WHAT YOU ARE ASKED TO DO:
Can you rewrite the listing below with every "kebab-dot" renamed to "menu-dot" and nothing else altered?

Part of a data file
+ + + + + + +
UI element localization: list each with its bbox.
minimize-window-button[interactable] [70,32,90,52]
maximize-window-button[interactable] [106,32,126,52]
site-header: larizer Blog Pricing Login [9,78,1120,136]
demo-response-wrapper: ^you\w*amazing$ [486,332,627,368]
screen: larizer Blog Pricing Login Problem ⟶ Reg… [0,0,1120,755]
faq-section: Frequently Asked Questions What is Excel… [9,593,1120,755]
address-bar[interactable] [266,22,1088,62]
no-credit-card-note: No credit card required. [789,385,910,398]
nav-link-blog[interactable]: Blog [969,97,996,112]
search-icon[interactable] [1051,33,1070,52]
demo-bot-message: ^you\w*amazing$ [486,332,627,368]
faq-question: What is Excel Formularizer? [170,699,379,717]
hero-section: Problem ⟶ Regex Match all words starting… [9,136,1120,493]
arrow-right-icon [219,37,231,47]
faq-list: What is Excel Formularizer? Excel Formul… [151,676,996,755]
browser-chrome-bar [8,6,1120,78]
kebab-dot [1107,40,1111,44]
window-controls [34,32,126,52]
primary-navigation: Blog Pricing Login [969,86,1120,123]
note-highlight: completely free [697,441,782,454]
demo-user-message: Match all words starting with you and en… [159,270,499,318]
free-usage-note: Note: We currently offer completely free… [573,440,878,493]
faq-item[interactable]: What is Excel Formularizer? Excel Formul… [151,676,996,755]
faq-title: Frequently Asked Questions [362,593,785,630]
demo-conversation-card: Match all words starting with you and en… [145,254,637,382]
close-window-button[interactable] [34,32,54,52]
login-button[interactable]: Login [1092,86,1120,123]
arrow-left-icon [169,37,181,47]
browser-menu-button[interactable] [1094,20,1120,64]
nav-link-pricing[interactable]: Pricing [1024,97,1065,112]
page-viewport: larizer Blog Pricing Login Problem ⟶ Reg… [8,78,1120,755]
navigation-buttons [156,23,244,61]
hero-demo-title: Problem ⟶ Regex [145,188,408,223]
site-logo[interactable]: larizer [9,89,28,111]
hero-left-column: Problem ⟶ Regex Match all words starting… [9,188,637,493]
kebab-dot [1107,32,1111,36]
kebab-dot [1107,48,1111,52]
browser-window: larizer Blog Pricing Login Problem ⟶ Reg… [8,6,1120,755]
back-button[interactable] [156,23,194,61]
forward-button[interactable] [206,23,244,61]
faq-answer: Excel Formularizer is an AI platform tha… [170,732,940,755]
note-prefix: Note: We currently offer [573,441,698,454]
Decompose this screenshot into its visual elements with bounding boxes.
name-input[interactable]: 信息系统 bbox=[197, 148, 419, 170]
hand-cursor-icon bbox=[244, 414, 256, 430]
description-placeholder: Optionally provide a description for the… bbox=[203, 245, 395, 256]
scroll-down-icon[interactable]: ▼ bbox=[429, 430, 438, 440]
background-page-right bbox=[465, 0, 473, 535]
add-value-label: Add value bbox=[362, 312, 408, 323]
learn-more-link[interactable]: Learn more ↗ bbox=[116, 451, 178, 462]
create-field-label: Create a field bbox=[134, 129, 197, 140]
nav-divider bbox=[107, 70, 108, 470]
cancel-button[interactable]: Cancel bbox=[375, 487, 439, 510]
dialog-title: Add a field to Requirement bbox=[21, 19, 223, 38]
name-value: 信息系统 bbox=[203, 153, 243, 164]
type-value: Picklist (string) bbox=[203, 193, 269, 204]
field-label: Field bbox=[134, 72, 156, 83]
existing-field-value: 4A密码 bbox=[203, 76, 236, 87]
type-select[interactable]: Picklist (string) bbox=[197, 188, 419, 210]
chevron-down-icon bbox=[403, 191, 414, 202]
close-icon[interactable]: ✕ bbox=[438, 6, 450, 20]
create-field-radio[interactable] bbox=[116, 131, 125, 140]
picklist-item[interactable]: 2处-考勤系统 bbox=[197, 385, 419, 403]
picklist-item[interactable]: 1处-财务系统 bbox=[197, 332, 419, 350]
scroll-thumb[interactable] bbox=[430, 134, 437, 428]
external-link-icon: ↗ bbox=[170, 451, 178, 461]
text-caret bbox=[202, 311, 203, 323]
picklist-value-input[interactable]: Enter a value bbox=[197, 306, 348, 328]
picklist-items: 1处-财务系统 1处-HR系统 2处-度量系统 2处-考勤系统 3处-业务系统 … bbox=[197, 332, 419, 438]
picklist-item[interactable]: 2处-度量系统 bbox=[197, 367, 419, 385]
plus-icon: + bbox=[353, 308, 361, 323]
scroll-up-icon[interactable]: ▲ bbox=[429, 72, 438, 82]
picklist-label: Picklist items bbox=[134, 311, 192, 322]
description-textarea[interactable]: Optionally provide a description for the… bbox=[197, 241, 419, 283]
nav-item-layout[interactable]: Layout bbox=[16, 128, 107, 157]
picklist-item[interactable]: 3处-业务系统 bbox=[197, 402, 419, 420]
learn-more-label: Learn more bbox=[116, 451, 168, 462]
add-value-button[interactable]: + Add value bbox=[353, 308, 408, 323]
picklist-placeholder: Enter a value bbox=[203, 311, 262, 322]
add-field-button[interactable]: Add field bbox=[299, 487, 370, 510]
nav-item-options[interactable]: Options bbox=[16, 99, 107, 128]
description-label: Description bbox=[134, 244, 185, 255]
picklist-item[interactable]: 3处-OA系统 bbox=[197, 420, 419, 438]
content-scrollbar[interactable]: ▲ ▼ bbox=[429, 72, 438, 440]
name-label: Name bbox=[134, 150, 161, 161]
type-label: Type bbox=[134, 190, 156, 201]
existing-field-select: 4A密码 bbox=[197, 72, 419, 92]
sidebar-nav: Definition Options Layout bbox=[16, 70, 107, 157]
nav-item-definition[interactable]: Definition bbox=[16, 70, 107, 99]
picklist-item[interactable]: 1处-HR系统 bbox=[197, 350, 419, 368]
+ + + + + + +
RESULT FOR THIS EXERCISE:
UI element localization: list each with its bbox.
minimize-window-button[interactable] [70,32,90,52]
maximize-window-button[interactable] [106,32,126,52]
site-header: larizer Blog Pricing Login [9,78,1120,136]
demo-response-wrapper: ^you\w*amazing$ [486,332,627,368]
screen: larizer Blog Pricing Login Problem ⟶ Reg… [0,0,1120,755]
faq-section: Frequently Asked Questions What is Excel… [9,593,1120,755]
address-bar[interactable] [266,22,1088,62]
no-credit-card-note: No credit card required. [789,385,910,398]
nav-link-blog[interactable]: Blog [969,97,996,112]
search-icon[interactable] [1051,33,1070,52]
demo-bot-message: ^you\w*amazing$ [486,332,627,368]
faq-question: What is Excel Formularizer? [170,699,379,717]
hero-section: Problem ⟶ Regex Match all words starting… [9,136,1120,493]
arrow-right-icon [219,37,231,47]
faq-list: What is Excel Formularizer? Excel Formul… [151,676,996,755]
browser-chrome-bar [8,6,1120,78]
menu-dot [1107,40,1111,44]
window-controls [34,32,126,52]
primary-navigation: Blog Pricing Login [969,86,1120,123]
note-highlight: completely free [697,441,782,454]
demo-user-message: Match all words starting with you and en… [159,270,499,318]
free-usage-note: Note: We currently offer completely free… [573,440,878,493]
faq-item[interactable]: What is Excel Formularizer? Excel Formul… [151,676,996,755]
faq-title: Frequently Asked Questions [362,593,785,630]
demo-conversation-card: Match all words starting with you and en… [145,254,637,382]
close-window-button[interactable] [34,32,54,52]
login-button[interactable]: Login [1092,86,1120,123]
arrow-left-icon [169,37,181,47]
browser-menu-button[interactable] [1094,20,1120,64]
nav-link-pricing[interactable]: Pricing [1024,97,1065,112]
page-viewport: larizer Blog Pricing Login Problem ⟶ Reg… [8,78,1120,755]
navigation-buttons [156,23,244,61]
hero-demo-title: Problem ⟶ Regex [145,188,408,223]
site-logo[interactable]: larizer [9,89,28,111]
hero-left-column: Problem ⟶ Regex Match all words starting… [9,188,637,493]
menu-dot [1107,32,1111,36]
menu-dot [1107,48,1111,52]
browser-window: larizer Blog Pricing Login Problem ⟶ Reg… [8,6,1120,755]
back-button[interactable] [156,23,194,61]
forward-button[interactable] [206,23,244,61]
faq-answer: Excel Formularizer is an AI platform tha… [170,732,940,755]
note-prefix: Note: We currently offer [573,441,698,454]
Decompose this screenshot into its visual elements with bounding boxes.
name-input[interactable]: 信息系统 bbox=[197, 148, 419, 170]
hand-cursor-icon bbox=[244, 414, 256, 430]
description-placeholder: Optionally provide a description for the… bbox=[203, 245, 395, 256]
scroll-down-icon[interactable]: ▼ bbox=[429, 430, 438, 440]
background-page-right bbox=[465, 0, 473, 535]
add-value-label: Add value bbox=[362, 312, 408, 323]
learn-more-link[interactable]: Learn more ↗ bbox=[116, 451, 178, 462]
create-field-label: Create a field bbox=[134, 129, 197, 140]
nav-divider bbox=[107, 70, 108, 470]
cancel-button[interactable]: Cancel bbox=[375, 487, 439, 510]
dialog-title: Add a field to Requirement bbox=[21, 19, 223, 38]
name-value: 信息系统 bbox=[203, 153, 243, 164]
type-value: Picklist (string) bbox=[203, 193, 269, 204]
field-label: Field bbox=[134, 72, 156, 83]
existing-field-value: 4A密码 bbox=[203, 76, 236, 87]
type-select[interactable]: Picklist (string) bbox=[197, 188, 419, 210]
chevron-down-icon bbox=[403, 191, 414, 202]
close-icon[interactable]: ✕ bbox=[438, 6, 450, 20]
create-field-radio[interactable] bbox=[116, 131, 125, 140]
picklist-item[interactable]: 2处-考勤系统 bbox=[197, 385, 419, 403]
picklist-item[interactable]: 1处-财务系统 bbox=[197, 332, 419, 350]
scroll-thumb[interactable] bbox=[430, 134, 437, 428]
external-link-icon: ↗ bbox=[170, 451, 178, 461]
text-caret bbox=[202, 311, 203, 323]
picklist-value-input[interactable]: Enter a value bbox=[197, 306, 348, 328]
picklist-items: 1处-财务系统 1处-HR系统 2处-度量系统 2处-考勤系统 3处-业务系统 … bbox=[197, 332, 419, 438]
picklist-item[interactable]: 2处-度量系统 bbox=[197, 367, 419, 385]
plus-icon: + bbox=[353, 308, 361, 323]
scroll-up-icon[interactable]: ▲ bbox=[429, 72, 438, 82]
picklist-label: Picklist items bbox=[134, 311, 192, 322]
description-textarea[interactable]: Optionally provide a description for the… bbox=[197, 241, 419, 283]
nav-item-layout[interactable]: Layout bbox=[16, 128, 107, 157]
picklist-item[interactable]: 3处-业务系统 bbox=[197, 402, 419, 420]
learn-more-label: Learn more bbox=[116, 451, 168, 462]
add-value-button[interactable]: + Add value bbox=[353, 308, 408, 323]
picklist-placeholder: Enter a value bbox=[203, 311, 262, 322]
add-field-button[interactable]: Add field bbox=[299, 487, 370, 510]
nav-item-options[interactable]: Options bbox=[16, 99, 107, 128]
description-label: Description bbox=[134, 244, 185, 255]
picklist-item[interactable]: 3处-OA系统 bbox=[197, 420, 419, 438]
content-scrollbar[interactable]: ▲ ▼ bbox=[429, 72, 438, 440]
name-label: Name bbox=[134, 150, 161, 161]
type-label: Type bbox=[134, 190, 156, 201]
existing-field-select: 4A密码 bbox=[197, 72, 419, 92]
sidebar-nav: Definition Options Layout bbox=[16, 70, 107, 157]
nav-item-definition[interactable]: Definition bbox=[16, 70, 107, 99]
picklist-item[interactable]: 1处-HR系统 bbox=[197, 350, 419, 368]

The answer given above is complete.